= Input rows =

————

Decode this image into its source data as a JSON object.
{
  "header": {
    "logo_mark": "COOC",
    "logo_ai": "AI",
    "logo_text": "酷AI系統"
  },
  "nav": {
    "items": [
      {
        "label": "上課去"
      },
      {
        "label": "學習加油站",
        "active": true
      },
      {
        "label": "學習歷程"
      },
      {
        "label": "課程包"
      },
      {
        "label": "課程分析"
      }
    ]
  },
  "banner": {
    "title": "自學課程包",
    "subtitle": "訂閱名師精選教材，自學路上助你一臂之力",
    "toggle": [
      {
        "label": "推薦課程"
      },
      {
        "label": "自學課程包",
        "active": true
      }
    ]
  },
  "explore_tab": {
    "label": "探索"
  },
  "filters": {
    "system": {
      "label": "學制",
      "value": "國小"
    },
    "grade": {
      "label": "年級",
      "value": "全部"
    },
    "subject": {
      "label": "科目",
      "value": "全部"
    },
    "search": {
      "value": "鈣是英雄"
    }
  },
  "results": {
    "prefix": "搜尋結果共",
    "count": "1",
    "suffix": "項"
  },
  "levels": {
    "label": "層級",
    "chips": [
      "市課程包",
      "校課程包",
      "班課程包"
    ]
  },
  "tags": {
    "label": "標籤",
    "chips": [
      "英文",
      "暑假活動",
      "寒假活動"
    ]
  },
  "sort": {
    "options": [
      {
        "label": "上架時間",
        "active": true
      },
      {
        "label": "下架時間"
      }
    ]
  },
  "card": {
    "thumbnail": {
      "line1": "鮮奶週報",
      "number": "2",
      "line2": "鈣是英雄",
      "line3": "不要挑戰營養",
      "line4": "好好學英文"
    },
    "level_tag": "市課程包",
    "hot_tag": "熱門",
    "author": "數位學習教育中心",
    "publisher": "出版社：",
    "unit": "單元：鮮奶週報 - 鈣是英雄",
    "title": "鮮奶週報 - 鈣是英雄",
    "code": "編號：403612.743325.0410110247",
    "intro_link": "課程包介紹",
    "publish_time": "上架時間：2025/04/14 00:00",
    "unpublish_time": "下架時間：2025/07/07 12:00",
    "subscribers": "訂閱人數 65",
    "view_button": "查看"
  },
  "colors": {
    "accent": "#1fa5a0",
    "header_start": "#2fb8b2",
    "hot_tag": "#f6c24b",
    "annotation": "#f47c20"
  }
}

————

= Aim of the exercise =
Restate the whole listing exactly.

= Result =
Decode this image into its source data as a JSON object.
{
  "header": {
    "logo_mark": "COOC",
    "logo_ai": "AI",
    "logo_text": "酷AI系統"
  },
  "nav": {
    "items": [
      {
        "label": "上課去"
      },
      {
        "label": "學習加油站",
        "active": true
      },
      {
        "label": "學習歷程"
      },
      {
        "label": "課程包"
      },
      {
        "label": "課程分析"
      }
    ]
  },
  "banner": {
    "title": "自學課程包",
    "subtitle": "訂閱名師精選教材，自學路上助你一臂之力",
    "toggle": [
      {
        "label": "推薦課程"
      },
      {
        "label": "自學課程包",
        "active": true
      }
    ]
  },
  "explore_tab": {
    "label": "探索"
  },
  "filters": {
    "system": {
      "label": "學制",
      "value": "國小"
    },
    "grade": {
      "label": "年級",
      "value": "全部"
    },
    "subject": {
      "label": "科目",
      "value": "全部"
    },
    "search": {
      "value": "鈣是英雄"
    }
  },
  "results": {
    "prefix": "搜尋結果共",
    "count": "1",
    "suffix": "項"
  },
  "levels": {
    "label": "層級",
    "chips": [
      "市課程包",
      "校課程包",
      "班課程包"
    ]
  },
  "tags": {
    "label": "標籤",
    "chips": [
      "英文",
      "暑假活動",
      "寒假活動"
    ]
  },
  "sort": {
    "options": [
      {
        "label": "上架時間",
        "active": true
      },
      {
        "label": "下架時間"
      }
    ]
  },
  "card": {
    "thumbnail": {
      "line1": "鮮奶週報",
      "number": "2",
      "line2": "鈣是英雄",
      "line3": "不要挑戰營養",
      "line4": "好好學英文"
    },
    "level_tag": "市課程包",
    "hot_tag": "熱門",
    "author": "數位學習教育中心",
    "publisher": "出版社：",
    "unit": "單元：鮮奶週報 - 鈣是英雄",
    "title": "鮮奶週報 - 鈣是英雄",
    "code": "編號：403612.743325.0410110247",
    "intro_link": "課程包介紹",
    "publish_time": "上架時間：2025/04/14 00:00",
    "unpublish_time": "下架時間：2025/07/07 12:00",
    "subscribers": "訂閱人數 65",
    "view_button": "查看"
  },
  "colors": {
    "accent": "#1fa5a0",
    "header_start": "#2fb8b2",
    "hot_tag": "#f6c24b",
    "annotation": "#f47c20"
  }
}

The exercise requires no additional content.